Stored items
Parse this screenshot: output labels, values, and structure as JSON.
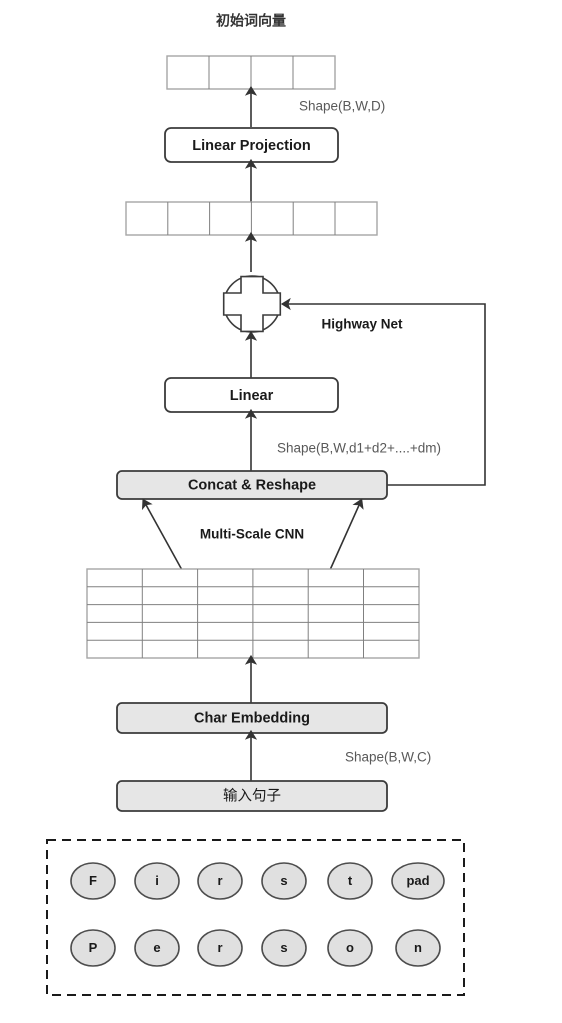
{
  "diagram": {
    "title": "初始词向量",
    "nodes": {
      "linear_projection": "Linear Projection",
      "linear": "Linear",
      "concat_reshape": "Concat & Reshape",
      "char_embedding": "Char Embedding",
      "input_sentence": "输入句子"
    },
    "annotations": {
      "highway_net": "Highway Net",
      "multi_scale_cnn": "Multi-Scale CNN"
    },
    "shape_labels": {
      "output": "Shape(B,W,D)",
      "concat": "Shape(B,W,d1+d2+....+dm)",
      "input": "Shape(B,W,C)"
    },
    "grids": {
      "word_vector_cells": 4,
      "concat_vector_cells": 6,
      "feature_map_cols": 6,
      "feature_map_rows": 5
    },
    "operators": {
      "add": "plus-circle"
    },
    "char_rows": [
      [
        "F",
        "i",
        "r",
        "s",
        "t",
        "pad"
      ],
      [
        "P",
        "e",
        "r",
        "s",
        "o",
        "n"
      ]
    ],
    "colors": {
      "box_fill_gray": "#e6e6e6",
      "box_fill_white": "#ffffff",
      "stroke_dark": "#3b3b3b",
      "text_dark": "#1a1a1a",
      "text_muted": "#595959",
      "oval_fill": "#e0e0e0",
      "background": "#ffffff"
    }
  }
}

▶ **EXERCISE AIM**
Print the records above exactly as they stand, but leave out the pictures.

▶ **EXERCISE RESULT**
Parse this screenshot: output labels, values, and structure as JSON.
{
  "diagram": {
    "title": "初始词向量",
    "nodes": {
      "linear_projection": "Linear Projection",
      "linear": "Linear",
      "concat_reshape": "Concat & Reshape",
      "char_embedding": "Char Embedding",
      "input_sentence": "输入句子"
    },
    "annotations": {
      "highway_net": "Highway Net",
      "multi_scale_cnn": "Multi-Scale CNN"
    },
    "shape_labels": {
      "output": "Shape(B,W,D)",
      "concat": "Shape(B,W,d1+d2+....+dm)",
      "input": "Shape(B,W,C)"
    },
    "grids": {
      "word_vector_cells": 4,
      "concat_vector_cells": 6,
      "feature_map_cols": 6,
      "feature_map_rows": 5
    },
    "operators": {
      "add": "plus-circle"
    },
    "char_rows": [
      [
        "F",
        "i",
        "r",
        "s",
        "t",
        "pad"
      ],
      [
        "P",
        "e",
        "r",
        "s",
        "o",
        "n"
      ]
    ],
    "colors": {
      "box_fill_gray": "#e6e6e6",
      "box_fill_white": "#ffffff",
      "stroke_dark": "#3b3b3b",
      "text_dark": "#1a1a1a",
      "text_muted": "#595959",
      "oval_fill": "#e0e0e0",
      "background": "#ffffff"
    }
  }
}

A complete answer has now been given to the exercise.